### Objective:
The records are to be restated in their entirety, word for word.

(Data records)
/---
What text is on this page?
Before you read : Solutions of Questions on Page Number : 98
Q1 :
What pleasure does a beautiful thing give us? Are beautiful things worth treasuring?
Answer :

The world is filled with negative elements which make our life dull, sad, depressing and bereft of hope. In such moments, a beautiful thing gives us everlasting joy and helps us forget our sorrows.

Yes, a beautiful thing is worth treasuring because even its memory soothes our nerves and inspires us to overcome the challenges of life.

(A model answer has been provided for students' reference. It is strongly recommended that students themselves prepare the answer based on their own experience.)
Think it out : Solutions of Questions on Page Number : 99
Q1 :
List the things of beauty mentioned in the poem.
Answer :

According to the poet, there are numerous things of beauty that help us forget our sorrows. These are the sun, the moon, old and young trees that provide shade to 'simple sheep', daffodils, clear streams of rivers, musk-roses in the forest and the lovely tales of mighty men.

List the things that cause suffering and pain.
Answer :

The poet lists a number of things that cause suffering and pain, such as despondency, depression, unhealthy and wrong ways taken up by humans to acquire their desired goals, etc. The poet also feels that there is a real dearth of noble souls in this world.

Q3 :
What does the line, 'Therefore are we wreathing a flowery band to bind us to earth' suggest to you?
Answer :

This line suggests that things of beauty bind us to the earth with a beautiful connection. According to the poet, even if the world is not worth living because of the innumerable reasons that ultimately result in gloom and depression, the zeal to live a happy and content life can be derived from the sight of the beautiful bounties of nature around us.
\---
### The output:
What text is on this page?
Before you read : Solutions of Questions on Page Number : 98
Q1 :
What pleasure does a beautiful thing give us? Are beautiful things worth treasuring?
Answer :

The world is filled with negative elements which make our life dull, sad, depressing and bereft of hope. In such moments, a beautiful thing gives us everlasting joy and helps us forget our sorrows.

Yes, a beautiful thing is worth treasuring because even its memory soothes our nerves and inspires us to overcome the challenges of life.

(A model answer has been provided for students' reference. It is strongly recommended that students themselves prepare the answer based on their own experience.)
Think it out : Solutions of Questions on Page Number : 99
Q1 :
List the things of beauty mentioned in the poem.
Answer :

According to the poet, there are numerous things of beauty that help us forget our sorrows. These are the sun, the moon, old and young trees that provide shade to 'simple sheep', daffodils, clear streams of rivers, musk-roses in the forest and the lovely tales of mighty men.

List the things that cause suffering and pain.
Answer :

The poet lists a number of things that cause suffering and pain, such as despondency, depression, unhealthy and wrong ways taken up by humans to acquire their desired goals, etc. The poet also feels that there is a real dearth of noble souls in this world.

Q3 :
What does the line, 'Therefore are we wreathing a flowery band to bind us to earth' suggest to you?
Answer :

This line suggests that things of beauty bind us to the earth with a beautiful connection. According to the poet, even if the world is not worth living because of the innumerable reasons that ultimately result in gloom and depression, the zeal to live a happy and content life can be derived from the sight of the beautiful bounties of nature around us.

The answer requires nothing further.